Separate out the lines that hold "color".

[Stored data]
=-=-=-=-=
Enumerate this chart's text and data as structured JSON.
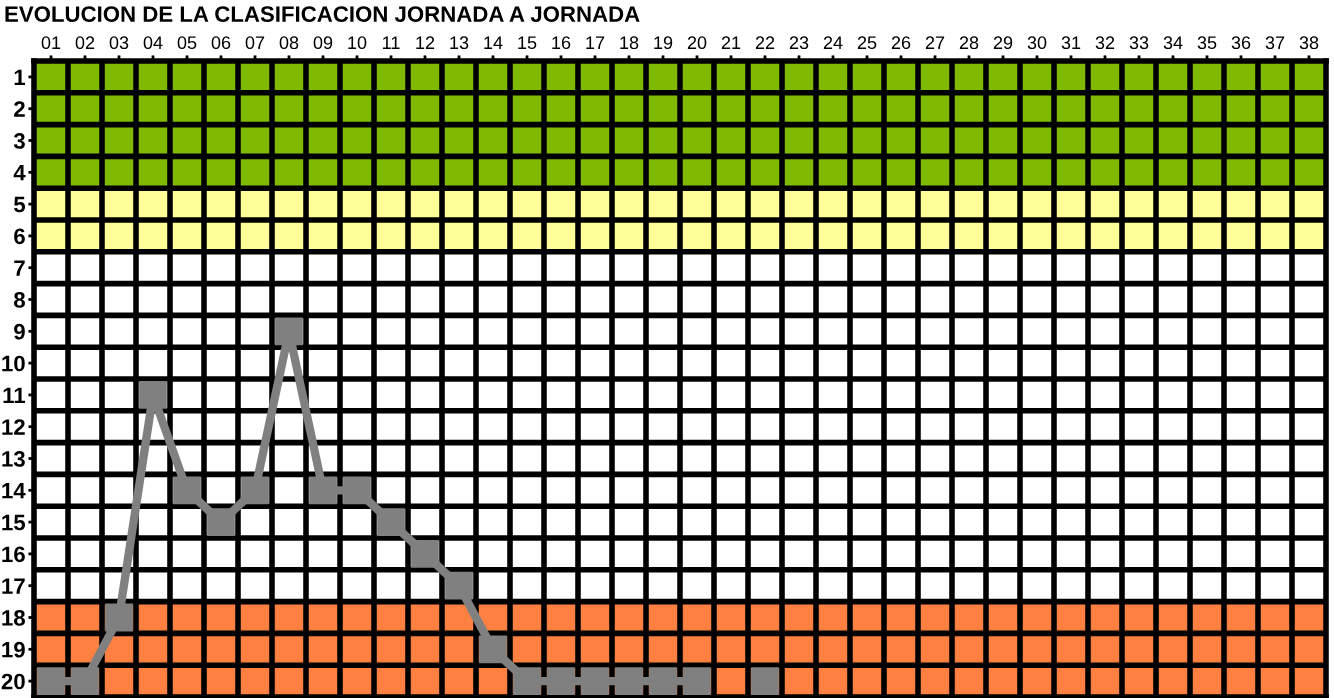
{
  "chart_data": {
    "type": "line",
    "title": "EVOLUCION DE LA CLASIFICACION JORNADA A JORNADA",
    "categories": [
      "01",
      "02",
      "03",
      "04",
      "05",
      "06",
      "07",
      "08",
      "09",
      "10",
      "11",
      "12",
      "13",
      "14",
      "15",
      "16",
      "17",
      "18",
      "19",
      "20",
      "21",
      "22",
      "23",
      "24",
      "25",
      "26",
      "27",
      "28",
      "29",
      "30",
      "31",
      "32",
      "33",
      "34",
      "35",
      "36",
      "37",
      "38"
    ],
    "series": [
      {
        "color": "#808080",
        "values": [
          20,
          20,
          18,
          11,
          14,
          15,
          14,
          9,
          14,
          14,
          15,
          16,
          17,
          19,
          20,
          20,
          20,
          20,
          20,
          20,
          null,
          20,
          null,
          null,
          null,
          null,
          null,
          null,
          null,
          null,
          null,
          null,
          null,
          null,
          null,
          null,
          null,
          null
        ]
      }
    ],
    "ylim": [
      20.5,
      0.5
    ],
    "yticks": [
      1,
      2,
      3,
      4,
      5,
      6,
      7,
      8,
      9,
      10,
      11,
      12,
      13,
      14,
      15,
      16,
      17,
      18,
      19,
      20
    ],
    "bands": [
      {
        "axis": "y",
        "from": 0.5,
        "to": 4.5,
        "color": "#7fba00"
      },
      {
        "axis": "y",
        "from": 4.5,
        "to": 6.5,
        "color": "#ffff99"
      },
      {
        "axis": "y",
        "from": 17.5,
        "to": 20.5,
        "color": "#ff8040"
      }
    ],
    "grid": true,
    "marker": "square",
    "line_style": "solid",
    "legend": false
  }
}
=-=-=-=-=
_REPLY_.
        "color": "#808080",
        "color": "#7fba00"
        "color": "#ffff99"
        "color": "#ff8040"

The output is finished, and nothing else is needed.